## start
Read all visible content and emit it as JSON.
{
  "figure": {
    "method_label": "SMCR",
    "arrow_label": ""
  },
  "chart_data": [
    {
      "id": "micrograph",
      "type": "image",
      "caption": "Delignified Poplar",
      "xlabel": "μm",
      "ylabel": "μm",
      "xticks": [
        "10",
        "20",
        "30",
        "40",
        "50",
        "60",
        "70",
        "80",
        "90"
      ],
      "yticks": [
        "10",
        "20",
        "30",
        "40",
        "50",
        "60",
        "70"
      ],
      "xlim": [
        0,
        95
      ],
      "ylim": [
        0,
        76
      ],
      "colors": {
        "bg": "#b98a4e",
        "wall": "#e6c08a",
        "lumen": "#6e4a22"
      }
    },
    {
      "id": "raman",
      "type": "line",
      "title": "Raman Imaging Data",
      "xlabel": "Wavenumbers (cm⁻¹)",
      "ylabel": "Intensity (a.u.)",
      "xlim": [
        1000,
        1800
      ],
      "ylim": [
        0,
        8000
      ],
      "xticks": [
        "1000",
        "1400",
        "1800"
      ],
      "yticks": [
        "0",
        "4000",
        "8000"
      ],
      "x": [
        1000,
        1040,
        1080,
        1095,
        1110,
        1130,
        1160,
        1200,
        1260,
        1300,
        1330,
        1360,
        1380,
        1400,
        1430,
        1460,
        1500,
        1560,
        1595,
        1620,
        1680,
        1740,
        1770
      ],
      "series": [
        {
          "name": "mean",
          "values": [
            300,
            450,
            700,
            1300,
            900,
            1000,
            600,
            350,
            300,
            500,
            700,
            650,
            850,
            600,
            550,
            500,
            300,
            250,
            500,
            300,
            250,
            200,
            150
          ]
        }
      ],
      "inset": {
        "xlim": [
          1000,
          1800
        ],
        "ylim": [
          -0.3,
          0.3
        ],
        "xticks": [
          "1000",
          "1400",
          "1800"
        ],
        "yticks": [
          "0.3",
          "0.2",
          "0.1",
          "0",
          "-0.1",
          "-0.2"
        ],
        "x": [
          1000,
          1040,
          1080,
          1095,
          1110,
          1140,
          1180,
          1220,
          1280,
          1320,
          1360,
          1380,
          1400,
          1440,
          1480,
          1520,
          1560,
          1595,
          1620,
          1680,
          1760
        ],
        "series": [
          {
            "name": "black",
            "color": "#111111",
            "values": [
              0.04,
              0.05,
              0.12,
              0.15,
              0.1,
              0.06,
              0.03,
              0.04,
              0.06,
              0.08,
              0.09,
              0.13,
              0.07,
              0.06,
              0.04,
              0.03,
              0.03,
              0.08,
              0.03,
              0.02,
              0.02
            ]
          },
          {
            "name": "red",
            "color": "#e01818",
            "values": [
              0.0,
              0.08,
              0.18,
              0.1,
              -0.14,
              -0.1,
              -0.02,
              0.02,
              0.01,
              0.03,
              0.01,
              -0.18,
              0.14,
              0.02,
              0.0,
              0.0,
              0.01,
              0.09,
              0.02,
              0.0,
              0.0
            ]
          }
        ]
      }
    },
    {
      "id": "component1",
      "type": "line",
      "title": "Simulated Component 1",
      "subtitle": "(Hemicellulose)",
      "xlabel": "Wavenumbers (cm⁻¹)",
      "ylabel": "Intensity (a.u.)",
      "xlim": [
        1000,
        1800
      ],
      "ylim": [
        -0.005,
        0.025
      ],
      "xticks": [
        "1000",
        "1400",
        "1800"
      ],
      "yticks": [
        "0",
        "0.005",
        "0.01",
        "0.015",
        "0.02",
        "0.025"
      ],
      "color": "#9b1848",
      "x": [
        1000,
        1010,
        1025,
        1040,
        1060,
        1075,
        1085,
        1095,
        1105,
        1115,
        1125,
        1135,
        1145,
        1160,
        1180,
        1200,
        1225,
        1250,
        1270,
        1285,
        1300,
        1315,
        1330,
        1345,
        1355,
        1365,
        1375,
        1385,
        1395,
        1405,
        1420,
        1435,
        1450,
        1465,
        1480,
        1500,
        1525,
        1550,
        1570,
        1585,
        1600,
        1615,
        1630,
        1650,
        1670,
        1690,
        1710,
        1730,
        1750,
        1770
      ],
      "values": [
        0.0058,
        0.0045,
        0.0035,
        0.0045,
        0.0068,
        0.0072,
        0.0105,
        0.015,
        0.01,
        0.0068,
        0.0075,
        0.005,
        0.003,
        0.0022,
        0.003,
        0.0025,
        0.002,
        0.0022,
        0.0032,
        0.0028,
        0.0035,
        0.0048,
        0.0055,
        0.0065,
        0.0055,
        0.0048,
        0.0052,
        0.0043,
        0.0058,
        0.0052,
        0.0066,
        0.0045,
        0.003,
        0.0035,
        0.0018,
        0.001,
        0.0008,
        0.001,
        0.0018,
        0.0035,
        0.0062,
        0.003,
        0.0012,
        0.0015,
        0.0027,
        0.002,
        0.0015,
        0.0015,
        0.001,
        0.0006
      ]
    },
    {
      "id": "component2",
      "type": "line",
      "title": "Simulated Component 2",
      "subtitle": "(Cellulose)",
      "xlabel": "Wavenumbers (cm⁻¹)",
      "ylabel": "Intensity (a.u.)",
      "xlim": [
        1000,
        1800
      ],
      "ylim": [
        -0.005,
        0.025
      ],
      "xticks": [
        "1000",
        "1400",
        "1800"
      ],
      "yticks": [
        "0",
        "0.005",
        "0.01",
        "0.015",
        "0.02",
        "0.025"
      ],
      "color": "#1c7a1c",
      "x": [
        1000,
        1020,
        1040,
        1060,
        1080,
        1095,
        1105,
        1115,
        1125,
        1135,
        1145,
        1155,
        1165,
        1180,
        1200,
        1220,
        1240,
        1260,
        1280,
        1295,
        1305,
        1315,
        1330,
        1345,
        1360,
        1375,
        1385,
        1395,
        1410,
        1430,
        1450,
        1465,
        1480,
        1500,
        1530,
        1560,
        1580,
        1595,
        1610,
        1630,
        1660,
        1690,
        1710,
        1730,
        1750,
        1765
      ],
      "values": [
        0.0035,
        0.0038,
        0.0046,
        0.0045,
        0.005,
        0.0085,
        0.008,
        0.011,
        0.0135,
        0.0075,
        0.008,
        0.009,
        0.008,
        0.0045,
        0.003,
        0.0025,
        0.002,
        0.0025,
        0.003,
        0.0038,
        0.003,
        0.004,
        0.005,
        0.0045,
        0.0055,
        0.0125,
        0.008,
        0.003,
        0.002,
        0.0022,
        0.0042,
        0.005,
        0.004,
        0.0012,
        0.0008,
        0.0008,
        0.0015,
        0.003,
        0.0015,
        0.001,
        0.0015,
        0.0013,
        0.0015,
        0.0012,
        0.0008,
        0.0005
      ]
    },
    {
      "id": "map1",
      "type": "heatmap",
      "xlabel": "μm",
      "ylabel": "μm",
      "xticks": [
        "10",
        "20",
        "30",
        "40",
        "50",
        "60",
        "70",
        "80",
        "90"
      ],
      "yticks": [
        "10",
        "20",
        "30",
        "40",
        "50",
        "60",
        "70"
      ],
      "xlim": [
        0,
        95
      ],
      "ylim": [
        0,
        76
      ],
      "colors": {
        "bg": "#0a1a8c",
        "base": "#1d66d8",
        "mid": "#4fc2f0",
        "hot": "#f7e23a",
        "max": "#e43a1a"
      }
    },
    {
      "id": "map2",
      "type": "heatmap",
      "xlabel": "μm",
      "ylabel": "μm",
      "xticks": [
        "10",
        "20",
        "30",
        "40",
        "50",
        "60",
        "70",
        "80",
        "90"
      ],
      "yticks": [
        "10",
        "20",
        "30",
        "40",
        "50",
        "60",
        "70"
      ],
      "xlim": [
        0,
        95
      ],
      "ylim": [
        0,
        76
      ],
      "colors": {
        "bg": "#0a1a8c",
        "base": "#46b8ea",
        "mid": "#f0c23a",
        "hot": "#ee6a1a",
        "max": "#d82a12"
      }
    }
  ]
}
## end
Identify each line of the material where the word "subtitle" shows up, and copy it.

== Expected answer ==
      "subtitle": "(Hemicellulose)",
      "subtitle": "(Cellulose)",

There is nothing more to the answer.